→ **WHAT IS REQUIRED**: Could you copy every record below exactly as it is written?

----- RECORDS FOR PROCESSING -----

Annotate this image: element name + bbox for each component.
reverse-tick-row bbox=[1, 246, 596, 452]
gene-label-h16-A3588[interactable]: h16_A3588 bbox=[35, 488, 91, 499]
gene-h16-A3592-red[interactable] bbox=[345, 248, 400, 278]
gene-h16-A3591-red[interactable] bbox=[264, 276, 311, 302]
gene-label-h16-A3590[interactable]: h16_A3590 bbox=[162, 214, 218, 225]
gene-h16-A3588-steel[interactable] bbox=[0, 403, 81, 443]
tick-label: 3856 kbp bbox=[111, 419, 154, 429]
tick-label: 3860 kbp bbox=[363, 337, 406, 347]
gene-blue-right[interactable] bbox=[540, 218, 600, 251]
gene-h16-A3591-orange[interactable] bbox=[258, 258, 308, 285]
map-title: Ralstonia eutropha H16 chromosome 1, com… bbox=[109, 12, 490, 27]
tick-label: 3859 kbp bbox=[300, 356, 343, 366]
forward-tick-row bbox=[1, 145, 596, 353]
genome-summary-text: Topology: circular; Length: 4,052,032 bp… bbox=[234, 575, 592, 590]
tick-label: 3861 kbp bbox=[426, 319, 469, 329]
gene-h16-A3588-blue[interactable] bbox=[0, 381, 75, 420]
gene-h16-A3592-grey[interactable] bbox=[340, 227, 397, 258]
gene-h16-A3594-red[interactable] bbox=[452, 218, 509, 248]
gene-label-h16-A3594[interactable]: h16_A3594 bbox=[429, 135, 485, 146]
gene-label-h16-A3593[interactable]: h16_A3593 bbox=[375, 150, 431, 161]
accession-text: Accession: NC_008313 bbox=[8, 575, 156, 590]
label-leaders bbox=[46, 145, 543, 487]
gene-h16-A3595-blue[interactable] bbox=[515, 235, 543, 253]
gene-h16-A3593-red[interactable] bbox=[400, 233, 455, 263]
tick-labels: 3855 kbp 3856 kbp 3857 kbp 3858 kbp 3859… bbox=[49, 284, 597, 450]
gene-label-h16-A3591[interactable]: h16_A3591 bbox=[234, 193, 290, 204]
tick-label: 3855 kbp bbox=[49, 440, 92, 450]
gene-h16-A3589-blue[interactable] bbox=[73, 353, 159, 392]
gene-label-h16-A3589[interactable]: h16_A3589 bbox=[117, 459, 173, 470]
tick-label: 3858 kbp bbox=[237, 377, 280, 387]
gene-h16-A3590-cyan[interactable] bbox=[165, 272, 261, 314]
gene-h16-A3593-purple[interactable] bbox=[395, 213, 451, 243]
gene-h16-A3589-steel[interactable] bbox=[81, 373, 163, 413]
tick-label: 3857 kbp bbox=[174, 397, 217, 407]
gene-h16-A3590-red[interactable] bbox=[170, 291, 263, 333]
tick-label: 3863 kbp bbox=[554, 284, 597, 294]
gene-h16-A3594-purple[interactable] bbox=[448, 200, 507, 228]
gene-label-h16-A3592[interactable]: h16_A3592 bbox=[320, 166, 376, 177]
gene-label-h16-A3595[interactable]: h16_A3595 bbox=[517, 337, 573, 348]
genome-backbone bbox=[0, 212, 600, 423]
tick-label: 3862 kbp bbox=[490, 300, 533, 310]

-----

→ **COMPLETED EXERCISE**:
Annotate this image: element name + bbox for each component.
reverse-tick-row bbox=[1, 246, 596, 452]
gene-label-h16-A3588[interactable]: h16_A3588 bbox=[35, 488, 91, 499]
gene-h16-A3592-red[interactable] bbox=[345, 248, 400, 278]
gene-h16-A3591-red[interactable] bbox=[264, 276, 311, 302]
gene-label-h16-A3590[interactable]: h16_A3590 bbox=[162, 214, 218, 225]
gene-h16-A3588-steel[interactable] bbox=[0, 403, 81, 443]
tick-label: 3856 kbp bbox=[111, 419, 154, 429]
tick-label: 3860 kbp bbox=[363, 337, 406, 347]
gene-blue-right[interactable] bbox=[540, 218, 600, 251]
gene-h16-A3591-orange[interactable] bbox=[258, 258, 308, 285]
map-title: Ralstonia eutropha H16 chromosome 1, com… bbox=[109, 12, 490, 27]
tick-label: 3859 kbp bbox=[300, 356, 343, 366]
forward-tick-row bbox=[1, 145, 596, 353]
genome-summary-text: Topology: circular; Length: 4,052,032 bp… bbox=[234, 575, 592, 590]
tick-label: 3861 kbp bbox=[426, 319, 469, 329]
gene-h16-A3588-blue[interactable] bbox=[0, 381, 75, 420]
gene-h16-A3592-grey[interactable] bbox=[340, 227, 397, 258]
gene-h16-A3594-red[interactable] bbox=[452, 218, 509, 248]
gene-label-h16-A3594[interactable]: h16_A3594 bbox=[429, 135, 485, 146]
gene-label-h16-A3593[interactable]: h16_A3593 bbox=[375, 150, 431, 161]
accession-text: Accession: NC_008313 bbox=[8, 575, 156, 590]
label-leaders bbox=[46, 145, 543, 487]
gene-h16-A3595-blue[interactable] bbox=[515, 235, 543, 253]
gene-h16-A3593-red[interactable] bbox=[400, 233, 455, 263]
tick-labels: 3855 kbp 3856 kbp 3857 kbp 3858 kbp 3859… bbox=[49, 284, 597, 450]
gene-label-h16-A3591[interactable]: h16_A3591 bbox=[234, 193, 290, 204]
tick-label: 3855 kbp bbox=[49, 440, 92, 450]
gene-h16-A3589-blue[interactable] bbox=[73, 353, 159, 392]
gene-label-h16-A3589[interactable]: h16_A3589 bbox=[117, 459, 173, 470]
tick-label: 3858 kbp bbox=[237, 377, 280, 387]
gene-h16-A3590-cyan[interactable] bbox=[165, 272, 261, 314]
gene-h16-A3593-purple[interactable] bbox=[395, 213, 451, 243]
gene-h16-A3589-steel[interactable] bbox=[81, 373, 163, 413]
tick-label: 3857 kbp bbox=[174, 397, 217, 407]
gene-h16-A3590-red[interactable] bbox=[170, 291, 263, 333]
tick-label: 3863 kbp bbox=[554, 284, 597, 294]
gene-h16-A3594-purple[interactable] bbox=[448, 200, 507, 228]
gene-label-h16-A3592[interactable]: h16_A3592 bbox=[320, 166, 376, 177]
gene-label-h16-A3595[interactable]: h16_A3595 bbox=[517, 337, 573, 348]
genome-backbone bbox=[0, 212, 600, 423]
tick-label: 3862 kbp bbox=[490, 300, 533, 310]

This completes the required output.